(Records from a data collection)
* begin *

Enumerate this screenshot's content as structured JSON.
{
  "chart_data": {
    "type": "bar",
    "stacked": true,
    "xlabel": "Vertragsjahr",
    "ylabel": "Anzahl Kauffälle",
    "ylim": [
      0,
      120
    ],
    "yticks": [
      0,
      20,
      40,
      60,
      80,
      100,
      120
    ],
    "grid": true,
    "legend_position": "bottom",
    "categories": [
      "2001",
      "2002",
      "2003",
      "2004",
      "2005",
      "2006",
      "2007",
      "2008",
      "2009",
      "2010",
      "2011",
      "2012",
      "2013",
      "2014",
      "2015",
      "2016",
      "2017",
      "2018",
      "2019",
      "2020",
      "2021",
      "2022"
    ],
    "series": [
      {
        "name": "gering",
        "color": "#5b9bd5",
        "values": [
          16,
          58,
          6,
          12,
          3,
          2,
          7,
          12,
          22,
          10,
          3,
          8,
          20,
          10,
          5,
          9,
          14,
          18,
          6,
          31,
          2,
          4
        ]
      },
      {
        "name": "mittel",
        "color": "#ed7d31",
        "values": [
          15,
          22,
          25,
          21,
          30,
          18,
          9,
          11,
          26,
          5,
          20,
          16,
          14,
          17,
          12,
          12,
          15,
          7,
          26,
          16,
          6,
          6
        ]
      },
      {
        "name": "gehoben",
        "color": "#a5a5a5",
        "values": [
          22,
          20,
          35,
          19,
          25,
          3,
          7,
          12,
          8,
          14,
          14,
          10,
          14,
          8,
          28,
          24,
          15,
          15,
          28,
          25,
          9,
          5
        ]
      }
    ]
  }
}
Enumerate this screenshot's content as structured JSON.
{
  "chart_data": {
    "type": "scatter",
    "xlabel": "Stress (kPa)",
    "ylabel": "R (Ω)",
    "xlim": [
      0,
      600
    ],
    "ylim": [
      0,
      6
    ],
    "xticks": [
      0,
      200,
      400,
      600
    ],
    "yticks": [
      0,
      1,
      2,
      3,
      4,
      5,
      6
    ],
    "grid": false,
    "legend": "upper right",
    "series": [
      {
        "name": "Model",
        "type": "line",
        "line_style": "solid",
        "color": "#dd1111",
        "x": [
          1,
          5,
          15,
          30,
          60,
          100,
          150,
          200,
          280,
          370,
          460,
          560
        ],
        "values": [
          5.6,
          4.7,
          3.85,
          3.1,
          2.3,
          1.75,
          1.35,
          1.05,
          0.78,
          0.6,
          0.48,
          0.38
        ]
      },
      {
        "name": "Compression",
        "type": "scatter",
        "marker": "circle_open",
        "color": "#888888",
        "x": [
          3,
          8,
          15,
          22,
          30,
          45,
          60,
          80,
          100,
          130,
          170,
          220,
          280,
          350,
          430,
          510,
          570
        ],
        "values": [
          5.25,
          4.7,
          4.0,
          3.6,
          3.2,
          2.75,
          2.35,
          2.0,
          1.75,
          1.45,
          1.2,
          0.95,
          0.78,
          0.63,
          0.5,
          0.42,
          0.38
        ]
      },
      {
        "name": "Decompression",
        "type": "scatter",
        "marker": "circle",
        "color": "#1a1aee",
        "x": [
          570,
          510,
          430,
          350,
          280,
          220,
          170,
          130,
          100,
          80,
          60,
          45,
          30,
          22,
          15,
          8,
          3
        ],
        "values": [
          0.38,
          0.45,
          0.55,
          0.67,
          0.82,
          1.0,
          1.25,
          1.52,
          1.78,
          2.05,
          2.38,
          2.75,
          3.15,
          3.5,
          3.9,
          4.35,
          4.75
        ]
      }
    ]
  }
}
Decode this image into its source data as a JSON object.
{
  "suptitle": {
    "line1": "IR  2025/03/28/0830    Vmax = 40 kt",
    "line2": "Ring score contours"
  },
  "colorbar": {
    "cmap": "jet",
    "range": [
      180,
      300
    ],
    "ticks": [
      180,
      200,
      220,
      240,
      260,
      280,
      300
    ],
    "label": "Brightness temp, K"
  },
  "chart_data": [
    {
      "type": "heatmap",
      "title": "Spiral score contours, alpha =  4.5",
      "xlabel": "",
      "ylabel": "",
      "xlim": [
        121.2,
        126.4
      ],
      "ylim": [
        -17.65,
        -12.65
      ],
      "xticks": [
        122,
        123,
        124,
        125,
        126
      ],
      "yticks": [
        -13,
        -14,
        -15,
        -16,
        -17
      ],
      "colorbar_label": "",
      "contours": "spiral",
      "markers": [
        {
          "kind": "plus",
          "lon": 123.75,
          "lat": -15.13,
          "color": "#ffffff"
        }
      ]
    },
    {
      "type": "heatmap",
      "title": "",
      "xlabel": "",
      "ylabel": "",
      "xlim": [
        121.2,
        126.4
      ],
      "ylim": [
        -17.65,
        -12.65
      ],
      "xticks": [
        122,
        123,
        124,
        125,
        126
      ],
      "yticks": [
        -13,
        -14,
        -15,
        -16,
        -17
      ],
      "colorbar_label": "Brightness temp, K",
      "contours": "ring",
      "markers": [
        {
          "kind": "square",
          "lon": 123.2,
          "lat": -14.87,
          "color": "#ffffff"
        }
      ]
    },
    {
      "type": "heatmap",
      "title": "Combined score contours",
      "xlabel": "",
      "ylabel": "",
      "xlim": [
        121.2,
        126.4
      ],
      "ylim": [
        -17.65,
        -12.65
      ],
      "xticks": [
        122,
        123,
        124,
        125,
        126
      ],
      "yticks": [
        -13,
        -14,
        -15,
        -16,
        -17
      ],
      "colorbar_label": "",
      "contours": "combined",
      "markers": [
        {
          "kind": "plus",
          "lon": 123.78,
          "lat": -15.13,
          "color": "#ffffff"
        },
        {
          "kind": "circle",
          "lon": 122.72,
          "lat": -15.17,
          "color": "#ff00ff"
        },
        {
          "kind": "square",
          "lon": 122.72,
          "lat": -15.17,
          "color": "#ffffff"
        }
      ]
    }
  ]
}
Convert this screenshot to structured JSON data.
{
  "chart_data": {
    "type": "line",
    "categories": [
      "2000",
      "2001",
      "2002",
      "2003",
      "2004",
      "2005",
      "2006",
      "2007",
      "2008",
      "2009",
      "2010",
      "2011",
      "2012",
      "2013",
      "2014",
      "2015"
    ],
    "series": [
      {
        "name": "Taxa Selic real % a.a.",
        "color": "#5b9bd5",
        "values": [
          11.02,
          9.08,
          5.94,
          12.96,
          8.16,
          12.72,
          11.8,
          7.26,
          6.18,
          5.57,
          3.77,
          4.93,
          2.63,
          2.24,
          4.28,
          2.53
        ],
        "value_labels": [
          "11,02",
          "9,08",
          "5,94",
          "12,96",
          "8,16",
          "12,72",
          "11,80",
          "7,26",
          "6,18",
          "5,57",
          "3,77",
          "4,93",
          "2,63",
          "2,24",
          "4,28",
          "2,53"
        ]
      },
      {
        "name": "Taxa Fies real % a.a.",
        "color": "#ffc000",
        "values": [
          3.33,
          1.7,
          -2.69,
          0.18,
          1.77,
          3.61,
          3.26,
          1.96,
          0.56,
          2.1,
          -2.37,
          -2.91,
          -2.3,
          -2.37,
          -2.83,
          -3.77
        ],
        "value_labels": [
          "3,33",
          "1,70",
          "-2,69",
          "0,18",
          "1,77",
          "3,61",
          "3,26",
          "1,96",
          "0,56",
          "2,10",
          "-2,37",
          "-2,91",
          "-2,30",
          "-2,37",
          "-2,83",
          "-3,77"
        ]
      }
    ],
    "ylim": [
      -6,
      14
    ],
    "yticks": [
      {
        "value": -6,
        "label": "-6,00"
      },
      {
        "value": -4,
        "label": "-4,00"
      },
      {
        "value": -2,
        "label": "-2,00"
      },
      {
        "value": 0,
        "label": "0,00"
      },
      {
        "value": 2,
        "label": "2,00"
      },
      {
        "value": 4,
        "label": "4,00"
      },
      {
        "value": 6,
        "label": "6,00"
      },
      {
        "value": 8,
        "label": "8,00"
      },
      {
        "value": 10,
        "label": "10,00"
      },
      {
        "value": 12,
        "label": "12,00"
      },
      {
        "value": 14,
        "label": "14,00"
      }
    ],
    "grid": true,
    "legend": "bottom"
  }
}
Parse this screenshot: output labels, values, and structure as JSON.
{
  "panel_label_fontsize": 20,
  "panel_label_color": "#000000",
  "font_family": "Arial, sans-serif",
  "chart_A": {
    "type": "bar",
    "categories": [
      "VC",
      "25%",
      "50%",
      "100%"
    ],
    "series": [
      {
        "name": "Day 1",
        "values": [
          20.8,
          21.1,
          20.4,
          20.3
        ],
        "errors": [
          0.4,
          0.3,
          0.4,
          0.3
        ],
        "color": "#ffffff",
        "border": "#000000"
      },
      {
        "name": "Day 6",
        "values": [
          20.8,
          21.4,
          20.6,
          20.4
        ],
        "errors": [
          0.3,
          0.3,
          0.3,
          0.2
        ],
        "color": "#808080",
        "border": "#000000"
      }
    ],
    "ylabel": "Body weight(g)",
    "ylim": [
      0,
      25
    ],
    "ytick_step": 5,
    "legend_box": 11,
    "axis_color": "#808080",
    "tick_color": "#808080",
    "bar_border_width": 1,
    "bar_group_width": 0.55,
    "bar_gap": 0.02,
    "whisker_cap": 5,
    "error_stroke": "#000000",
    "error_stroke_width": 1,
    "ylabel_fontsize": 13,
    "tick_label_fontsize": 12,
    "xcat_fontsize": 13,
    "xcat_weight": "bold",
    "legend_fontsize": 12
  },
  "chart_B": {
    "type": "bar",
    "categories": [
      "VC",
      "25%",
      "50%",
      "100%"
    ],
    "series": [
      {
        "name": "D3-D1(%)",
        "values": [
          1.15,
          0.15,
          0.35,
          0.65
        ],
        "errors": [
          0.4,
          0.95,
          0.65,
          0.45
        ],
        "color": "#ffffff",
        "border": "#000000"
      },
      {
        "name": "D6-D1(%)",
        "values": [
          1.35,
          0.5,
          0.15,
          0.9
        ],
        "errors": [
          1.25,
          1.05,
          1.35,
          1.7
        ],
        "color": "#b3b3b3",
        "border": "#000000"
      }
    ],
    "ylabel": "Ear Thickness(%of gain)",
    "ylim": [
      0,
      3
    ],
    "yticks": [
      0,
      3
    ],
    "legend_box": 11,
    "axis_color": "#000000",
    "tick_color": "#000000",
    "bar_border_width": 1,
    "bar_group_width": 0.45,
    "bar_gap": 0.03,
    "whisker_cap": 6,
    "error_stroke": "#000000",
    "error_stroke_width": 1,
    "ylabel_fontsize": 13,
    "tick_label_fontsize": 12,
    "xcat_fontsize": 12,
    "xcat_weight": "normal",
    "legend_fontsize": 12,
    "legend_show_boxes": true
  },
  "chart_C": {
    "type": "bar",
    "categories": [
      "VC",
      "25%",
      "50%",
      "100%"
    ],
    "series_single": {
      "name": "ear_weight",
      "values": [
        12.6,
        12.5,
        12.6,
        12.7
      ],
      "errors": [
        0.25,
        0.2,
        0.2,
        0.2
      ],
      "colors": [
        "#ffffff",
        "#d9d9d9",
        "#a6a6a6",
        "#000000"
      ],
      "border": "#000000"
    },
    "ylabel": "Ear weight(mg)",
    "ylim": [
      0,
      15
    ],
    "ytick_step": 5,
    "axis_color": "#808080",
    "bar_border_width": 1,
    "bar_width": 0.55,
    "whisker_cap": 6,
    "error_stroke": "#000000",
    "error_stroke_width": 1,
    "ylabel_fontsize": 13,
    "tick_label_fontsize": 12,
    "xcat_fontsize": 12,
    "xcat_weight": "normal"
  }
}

* end *

> EXERCISE
List every line in the records above that contains the word "Taxa".

> WORKED SOLUTION
        "name": "Taxa Selic real % a.a.",
        "name": "Taxa Fies real % a.a.",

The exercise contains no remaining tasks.